Given problem :: Select all lines with the string "редакция" in them, and copy those lines.
##### Records for this task #####
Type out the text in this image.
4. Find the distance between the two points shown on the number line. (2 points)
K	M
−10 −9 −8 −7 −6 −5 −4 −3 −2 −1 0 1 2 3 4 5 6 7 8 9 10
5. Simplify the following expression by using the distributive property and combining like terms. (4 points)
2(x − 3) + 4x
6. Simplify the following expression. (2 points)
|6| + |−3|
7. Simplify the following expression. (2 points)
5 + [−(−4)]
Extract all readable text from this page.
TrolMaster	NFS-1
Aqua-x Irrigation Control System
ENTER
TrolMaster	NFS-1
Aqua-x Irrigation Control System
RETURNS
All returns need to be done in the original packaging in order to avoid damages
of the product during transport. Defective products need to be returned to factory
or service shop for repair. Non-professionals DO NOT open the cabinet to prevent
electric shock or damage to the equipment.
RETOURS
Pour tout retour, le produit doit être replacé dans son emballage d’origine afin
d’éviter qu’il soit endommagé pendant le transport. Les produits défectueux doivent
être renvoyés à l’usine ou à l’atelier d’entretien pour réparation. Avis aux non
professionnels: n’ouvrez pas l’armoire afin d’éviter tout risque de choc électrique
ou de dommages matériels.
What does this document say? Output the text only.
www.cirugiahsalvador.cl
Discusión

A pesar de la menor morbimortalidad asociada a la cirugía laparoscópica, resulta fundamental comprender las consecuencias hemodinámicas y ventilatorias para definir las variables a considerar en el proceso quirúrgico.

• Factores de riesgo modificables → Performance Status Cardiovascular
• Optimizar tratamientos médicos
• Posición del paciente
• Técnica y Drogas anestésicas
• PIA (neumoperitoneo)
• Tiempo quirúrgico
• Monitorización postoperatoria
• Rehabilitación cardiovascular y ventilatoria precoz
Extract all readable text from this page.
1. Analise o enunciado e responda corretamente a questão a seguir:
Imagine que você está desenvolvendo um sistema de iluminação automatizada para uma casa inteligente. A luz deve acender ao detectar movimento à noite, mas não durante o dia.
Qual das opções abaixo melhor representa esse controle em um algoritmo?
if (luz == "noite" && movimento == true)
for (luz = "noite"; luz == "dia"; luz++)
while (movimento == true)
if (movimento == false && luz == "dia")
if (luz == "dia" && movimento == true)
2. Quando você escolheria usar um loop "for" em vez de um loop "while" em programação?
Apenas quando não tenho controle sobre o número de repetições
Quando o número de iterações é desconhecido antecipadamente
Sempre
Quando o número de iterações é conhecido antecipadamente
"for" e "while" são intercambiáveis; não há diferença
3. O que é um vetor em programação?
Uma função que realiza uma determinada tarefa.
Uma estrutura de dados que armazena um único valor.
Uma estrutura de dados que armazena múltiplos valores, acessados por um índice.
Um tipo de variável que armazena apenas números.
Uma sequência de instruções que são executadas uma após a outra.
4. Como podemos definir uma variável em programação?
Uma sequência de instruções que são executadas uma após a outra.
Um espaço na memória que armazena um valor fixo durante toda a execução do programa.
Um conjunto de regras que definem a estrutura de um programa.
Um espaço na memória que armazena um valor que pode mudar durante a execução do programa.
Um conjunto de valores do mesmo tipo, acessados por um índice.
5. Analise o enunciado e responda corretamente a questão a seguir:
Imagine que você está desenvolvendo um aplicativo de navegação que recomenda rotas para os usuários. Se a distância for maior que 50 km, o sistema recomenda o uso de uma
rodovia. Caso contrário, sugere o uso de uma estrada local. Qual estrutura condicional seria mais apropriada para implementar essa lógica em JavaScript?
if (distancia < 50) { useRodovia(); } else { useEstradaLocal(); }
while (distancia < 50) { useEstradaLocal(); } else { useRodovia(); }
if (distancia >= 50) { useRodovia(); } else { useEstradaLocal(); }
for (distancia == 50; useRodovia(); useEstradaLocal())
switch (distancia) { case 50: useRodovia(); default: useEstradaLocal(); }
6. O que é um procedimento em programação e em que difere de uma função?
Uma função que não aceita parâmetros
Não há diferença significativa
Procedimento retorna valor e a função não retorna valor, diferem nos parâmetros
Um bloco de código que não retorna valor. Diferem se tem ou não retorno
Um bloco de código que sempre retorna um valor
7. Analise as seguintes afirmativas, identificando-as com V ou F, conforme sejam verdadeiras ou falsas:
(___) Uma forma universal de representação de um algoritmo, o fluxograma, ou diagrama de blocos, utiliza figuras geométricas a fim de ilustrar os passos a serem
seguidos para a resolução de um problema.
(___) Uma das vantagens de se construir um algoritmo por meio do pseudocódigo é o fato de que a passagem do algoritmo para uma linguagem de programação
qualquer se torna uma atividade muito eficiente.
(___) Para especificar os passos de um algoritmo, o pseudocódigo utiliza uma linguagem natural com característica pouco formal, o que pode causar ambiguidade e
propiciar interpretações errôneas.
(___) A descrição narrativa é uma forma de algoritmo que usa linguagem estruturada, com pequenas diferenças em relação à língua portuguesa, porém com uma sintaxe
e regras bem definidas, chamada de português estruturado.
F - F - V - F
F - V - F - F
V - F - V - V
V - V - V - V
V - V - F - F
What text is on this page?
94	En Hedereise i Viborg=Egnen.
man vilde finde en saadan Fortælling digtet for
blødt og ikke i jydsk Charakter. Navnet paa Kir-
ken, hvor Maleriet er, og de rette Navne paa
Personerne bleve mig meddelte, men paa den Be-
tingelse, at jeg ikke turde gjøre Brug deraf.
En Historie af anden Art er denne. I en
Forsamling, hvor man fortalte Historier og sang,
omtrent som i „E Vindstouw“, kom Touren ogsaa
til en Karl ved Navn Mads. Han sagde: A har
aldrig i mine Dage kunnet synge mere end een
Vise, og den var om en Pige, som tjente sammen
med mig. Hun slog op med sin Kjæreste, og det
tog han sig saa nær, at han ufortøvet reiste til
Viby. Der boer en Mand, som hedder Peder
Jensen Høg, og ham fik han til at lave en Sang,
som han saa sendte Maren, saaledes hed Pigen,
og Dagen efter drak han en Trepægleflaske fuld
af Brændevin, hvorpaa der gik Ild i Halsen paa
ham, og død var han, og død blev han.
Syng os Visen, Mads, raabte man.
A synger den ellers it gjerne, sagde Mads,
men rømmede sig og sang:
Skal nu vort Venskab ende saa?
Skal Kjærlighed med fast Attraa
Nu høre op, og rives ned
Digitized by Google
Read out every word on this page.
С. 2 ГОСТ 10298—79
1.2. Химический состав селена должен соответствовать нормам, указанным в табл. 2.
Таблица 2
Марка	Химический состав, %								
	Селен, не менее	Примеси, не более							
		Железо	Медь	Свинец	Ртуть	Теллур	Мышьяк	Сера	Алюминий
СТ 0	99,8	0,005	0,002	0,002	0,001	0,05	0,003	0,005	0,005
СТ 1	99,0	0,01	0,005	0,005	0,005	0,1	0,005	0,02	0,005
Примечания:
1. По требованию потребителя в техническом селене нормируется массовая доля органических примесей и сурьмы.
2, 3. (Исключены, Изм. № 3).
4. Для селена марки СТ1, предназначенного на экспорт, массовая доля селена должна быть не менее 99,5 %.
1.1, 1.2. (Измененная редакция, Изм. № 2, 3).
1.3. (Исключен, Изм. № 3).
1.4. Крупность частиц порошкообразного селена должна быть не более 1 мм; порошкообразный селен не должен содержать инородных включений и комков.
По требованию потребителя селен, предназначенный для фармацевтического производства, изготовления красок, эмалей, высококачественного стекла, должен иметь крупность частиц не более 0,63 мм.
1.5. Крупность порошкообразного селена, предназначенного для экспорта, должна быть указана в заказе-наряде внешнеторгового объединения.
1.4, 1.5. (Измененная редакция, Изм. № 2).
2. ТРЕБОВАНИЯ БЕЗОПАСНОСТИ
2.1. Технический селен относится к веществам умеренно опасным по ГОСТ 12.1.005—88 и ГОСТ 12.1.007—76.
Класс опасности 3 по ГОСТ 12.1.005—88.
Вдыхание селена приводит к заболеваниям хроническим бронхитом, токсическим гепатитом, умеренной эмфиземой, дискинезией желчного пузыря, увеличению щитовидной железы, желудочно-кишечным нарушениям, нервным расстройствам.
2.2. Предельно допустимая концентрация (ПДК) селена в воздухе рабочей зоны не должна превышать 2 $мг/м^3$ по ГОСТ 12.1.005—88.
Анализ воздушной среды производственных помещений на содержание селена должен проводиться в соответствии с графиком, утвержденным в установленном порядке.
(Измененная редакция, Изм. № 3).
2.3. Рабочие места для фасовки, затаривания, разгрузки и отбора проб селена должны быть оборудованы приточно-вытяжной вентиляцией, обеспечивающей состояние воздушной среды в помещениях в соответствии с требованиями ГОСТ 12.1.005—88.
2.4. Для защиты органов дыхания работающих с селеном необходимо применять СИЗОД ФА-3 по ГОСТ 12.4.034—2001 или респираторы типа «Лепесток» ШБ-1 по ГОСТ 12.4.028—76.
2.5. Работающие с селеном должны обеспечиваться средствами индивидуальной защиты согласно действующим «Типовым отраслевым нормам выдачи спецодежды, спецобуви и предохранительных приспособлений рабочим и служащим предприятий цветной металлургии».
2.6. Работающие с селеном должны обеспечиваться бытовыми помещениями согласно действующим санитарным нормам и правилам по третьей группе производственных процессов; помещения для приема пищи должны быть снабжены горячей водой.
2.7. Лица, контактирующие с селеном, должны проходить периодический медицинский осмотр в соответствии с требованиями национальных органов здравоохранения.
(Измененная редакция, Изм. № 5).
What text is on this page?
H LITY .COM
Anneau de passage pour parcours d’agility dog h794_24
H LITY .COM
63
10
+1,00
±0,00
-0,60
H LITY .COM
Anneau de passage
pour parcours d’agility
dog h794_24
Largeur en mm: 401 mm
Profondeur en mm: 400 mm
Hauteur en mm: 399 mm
#####
Task solution ::
1.1, 1.2. (Измененная редакция, Изм. № 2, 3).
1.4, 1.5. (Измененная редакция, Изм. № 2).
(Измененная редакция, Изм. № 3).
(Измененная редакция, Изм. № 5).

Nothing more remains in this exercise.